Brief - Using the material that follows, identify and copy each line with the string "Download".

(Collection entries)
--------------------------------

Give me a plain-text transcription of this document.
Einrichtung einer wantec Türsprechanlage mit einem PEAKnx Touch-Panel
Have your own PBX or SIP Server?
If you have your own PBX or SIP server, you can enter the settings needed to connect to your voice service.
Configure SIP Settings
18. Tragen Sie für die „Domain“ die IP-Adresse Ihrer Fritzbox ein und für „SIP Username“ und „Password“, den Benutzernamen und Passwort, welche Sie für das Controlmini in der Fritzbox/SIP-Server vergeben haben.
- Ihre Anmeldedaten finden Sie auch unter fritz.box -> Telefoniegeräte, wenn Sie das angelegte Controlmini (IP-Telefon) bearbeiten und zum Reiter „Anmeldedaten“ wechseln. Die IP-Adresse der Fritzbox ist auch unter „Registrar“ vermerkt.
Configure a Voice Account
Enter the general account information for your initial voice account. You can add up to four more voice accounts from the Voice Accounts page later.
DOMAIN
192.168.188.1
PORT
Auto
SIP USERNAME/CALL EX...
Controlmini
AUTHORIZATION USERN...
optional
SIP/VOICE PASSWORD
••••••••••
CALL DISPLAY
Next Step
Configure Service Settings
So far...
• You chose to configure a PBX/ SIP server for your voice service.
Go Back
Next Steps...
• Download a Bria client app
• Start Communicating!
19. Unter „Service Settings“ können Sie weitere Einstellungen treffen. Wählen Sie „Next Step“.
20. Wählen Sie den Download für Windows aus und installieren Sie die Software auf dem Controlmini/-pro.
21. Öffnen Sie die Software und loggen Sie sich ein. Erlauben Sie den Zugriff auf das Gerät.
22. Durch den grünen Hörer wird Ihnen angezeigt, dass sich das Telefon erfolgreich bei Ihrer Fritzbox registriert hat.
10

--------------------------------

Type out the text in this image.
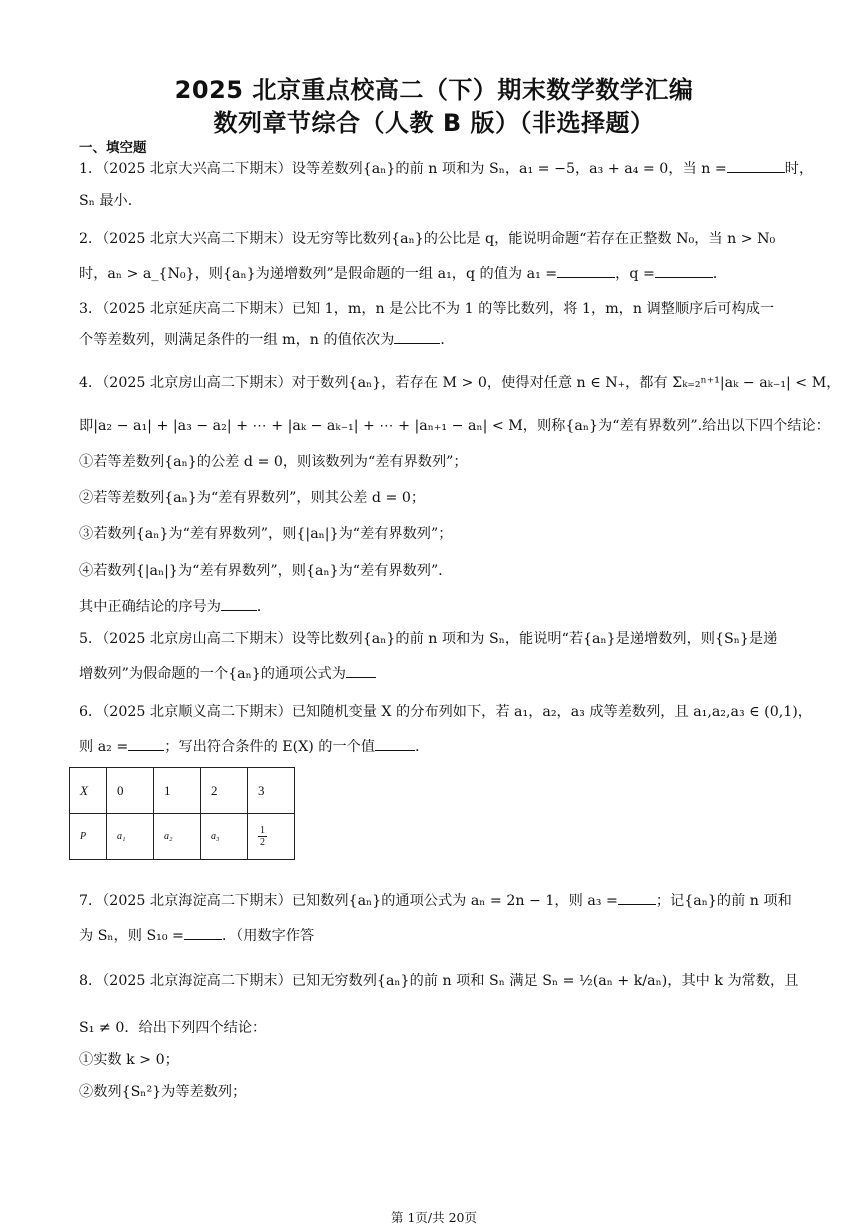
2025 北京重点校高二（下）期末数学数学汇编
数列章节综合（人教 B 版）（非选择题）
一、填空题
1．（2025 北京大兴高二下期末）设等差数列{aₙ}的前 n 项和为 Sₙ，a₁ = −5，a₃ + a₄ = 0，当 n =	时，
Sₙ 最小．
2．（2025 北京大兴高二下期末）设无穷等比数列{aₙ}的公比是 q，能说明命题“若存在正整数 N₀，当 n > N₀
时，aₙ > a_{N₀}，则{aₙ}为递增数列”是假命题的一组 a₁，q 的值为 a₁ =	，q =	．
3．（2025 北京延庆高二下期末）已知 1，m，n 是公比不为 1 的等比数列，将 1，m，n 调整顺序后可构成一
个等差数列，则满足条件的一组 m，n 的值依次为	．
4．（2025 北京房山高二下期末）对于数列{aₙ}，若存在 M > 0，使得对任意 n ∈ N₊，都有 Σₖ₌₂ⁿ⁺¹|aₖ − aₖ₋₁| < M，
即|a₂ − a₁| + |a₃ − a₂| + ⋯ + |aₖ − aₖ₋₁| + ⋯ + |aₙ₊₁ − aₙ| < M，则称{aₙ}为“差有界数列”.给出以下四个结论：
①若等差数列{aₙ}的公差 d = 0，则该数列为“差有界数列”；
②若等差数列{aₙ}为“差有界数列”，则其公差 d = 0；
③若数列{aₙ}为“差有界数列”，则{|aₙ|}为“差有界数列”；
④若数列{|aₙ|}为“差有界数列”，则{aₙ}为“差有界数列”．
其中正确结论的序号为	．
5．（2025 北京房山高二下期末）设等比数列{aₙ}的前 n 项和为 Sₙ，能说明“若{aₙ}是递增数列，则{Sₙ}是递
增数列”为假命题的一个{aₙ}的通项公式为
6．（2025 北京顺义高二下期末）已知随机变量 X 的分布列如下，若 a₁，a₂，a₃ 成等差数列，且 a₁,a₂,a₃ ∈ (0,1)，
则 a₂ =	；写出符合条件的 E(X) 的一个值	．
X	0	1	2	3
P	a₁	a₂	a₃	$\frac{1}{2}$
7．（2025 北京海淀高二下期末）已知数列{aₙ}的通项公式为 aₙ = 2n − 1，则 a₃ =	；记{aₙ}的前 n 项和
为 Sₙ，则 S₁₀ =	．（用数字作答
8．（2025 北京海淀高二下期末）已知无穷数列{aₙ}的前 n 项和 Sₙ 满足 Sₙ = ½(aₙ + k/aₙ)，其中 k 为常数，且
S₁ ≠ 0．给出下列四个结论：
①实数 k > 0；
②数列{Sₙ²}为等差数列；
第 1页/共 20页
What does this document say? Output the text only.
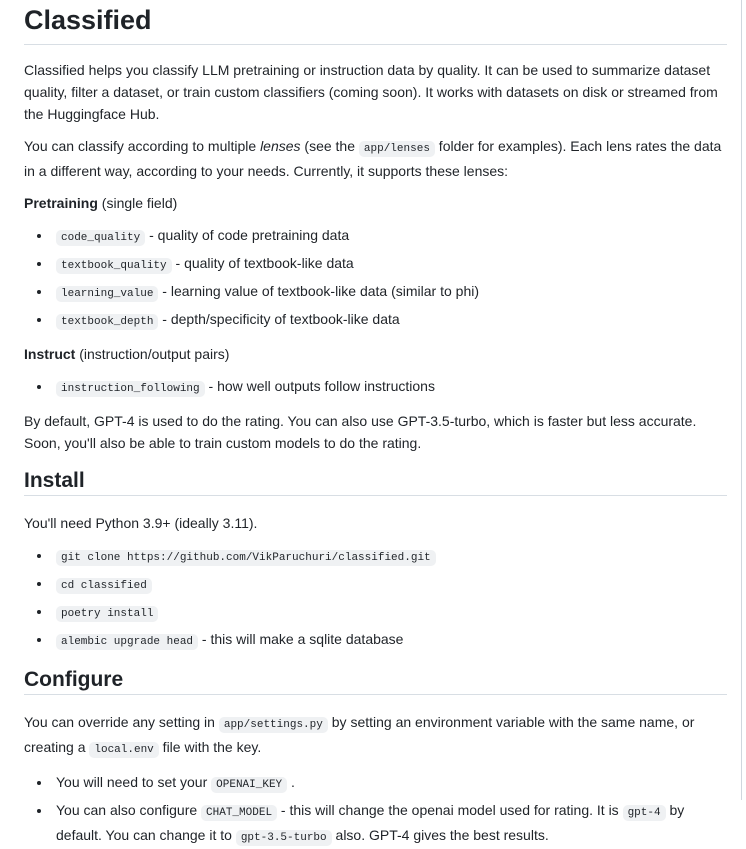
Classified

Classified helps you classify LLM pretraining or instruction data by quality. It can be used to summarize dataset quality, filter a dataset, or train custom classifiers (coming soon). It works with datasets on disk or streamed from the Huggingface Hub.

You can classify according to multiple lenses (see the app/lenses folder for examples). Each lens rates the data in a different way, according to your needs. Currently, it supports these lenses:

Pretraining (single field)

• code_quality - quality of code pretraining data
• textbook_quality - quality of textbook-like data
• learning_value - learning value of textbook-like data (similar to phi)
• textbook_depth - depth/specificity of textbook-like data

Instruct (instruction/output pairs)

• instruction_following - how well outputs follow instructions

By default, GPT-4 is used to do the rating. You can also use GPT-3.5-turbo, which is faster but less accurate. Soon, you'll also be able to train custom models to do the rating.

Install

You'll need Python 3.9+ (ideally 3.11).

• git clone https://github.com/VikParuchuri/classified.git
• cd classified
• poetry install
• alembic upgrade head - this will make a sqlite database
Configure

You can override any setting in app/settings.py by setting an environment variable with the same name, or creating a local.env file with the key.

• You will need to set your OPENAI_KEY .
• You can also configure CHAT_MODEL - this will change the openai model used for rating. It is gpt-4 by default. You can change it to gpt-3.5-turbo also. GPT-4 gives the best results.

--------------------------------

Answer to this problem -
• Download a Bria client app
20. Wählen Sie den Download für Windows aus und installieren Sie die Software auf dem Controlmini/-pro.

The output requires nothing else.